EXERCISE INSTRUCTIONS — Comb the records below for the string "refert" and copy each line where it turns up.

Collected data:
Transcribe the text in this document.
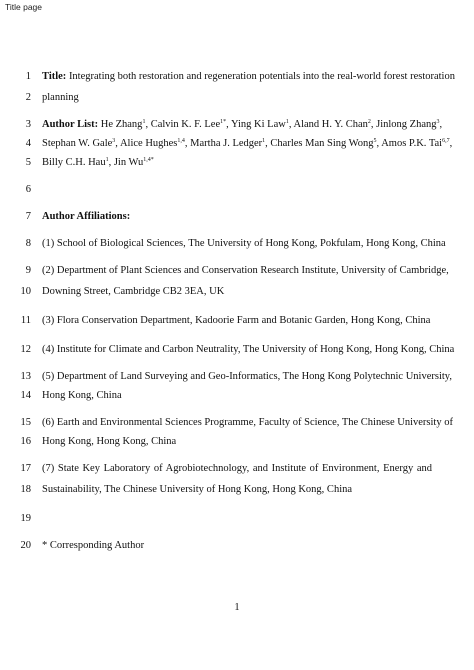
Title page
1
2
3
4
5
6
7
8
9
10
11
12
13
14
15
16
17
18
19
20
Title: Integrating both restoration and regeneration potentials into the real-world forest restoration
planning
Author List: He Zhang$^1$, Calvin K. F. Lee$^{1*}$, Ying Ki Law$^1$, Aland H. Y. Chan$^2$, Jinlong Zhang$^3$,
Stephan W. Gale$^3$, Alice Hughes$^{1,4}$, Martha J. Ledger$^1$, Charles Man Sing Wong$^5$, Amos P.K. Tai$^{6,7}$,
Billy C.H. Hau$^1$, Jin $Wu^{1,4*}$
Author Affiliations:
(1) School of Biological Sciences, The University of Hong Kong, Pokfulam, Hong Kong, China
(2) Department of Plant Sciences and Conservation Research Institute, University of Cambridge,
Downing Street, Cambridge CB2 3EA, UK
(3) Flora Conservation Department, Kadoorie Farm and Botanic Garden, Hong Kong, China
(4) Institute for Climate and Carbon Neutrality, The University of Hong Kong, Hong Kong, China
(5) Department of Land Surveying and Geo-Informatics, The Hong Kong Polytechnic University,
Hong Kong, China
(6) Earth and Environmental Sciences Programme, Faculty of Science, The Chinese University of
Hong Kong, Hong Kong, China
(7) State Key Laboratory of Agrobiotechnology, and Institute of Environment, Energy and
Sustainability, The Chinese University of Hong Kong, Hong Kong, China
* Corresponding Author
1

---

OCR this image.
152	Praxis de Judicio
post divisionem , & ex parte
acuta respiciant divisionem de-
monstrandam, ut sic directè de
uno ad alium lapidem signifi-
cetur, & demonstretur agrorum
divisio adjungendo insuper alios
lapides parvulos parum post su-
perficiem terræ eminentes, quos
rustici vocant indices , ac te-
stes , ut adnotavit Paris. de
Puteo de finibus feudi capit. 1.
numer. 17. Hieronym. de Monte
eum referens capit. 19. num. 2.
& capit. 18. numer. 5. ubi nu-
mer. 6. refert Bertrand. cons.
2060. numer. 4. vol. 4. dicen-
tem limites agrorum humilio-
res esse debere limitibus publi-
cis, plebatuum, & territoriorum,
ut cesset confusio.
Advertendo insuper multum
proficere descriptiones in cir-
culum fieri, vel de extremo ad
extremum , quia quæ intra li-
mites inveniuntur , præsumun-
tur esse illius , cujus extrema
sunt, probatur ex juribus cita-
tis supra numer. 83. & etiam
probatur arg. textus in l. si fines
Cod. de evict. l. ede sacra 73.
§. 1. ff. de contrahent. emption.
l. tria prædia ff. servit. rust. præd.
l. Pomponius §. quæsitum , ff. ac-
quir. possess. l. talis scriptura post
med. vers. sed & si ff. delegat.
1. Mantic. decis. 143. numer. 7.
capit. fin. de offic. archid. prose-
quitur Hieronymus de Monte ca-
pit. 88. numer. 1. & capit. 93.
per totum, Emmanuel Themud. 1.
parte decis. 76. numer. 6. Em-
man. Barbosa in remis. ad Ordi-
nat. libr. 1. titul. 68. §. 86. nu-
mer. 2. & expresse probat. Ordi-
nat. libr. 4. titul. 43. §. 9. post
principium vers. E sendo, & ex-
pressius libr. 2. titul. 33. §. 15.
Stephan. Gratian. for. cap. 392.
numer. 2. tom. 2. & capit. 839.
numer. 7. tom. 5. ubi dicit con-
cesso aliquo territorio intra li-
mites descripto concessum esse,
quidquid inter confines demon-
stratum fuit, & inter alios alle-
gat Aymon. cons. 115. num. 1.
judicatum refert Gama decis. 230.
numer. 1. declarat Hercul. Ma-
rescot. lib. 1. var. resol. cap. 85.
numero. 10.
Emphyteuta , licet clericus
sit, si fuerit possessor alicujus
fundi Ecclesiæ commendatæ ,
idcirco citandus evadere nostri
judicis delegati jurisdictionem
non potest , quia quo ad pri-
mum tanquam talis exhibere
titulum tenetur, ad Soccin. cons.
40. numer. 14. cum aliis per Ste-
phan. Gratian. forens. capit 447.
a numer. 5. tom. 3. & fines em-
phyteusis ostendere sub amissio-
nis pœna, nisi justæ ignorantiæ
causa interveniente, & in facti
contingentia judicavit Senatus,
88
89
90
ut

RESPONSE —
mer. 6. refert Bertrand. cons.
judicatum refert Gama decis. 230.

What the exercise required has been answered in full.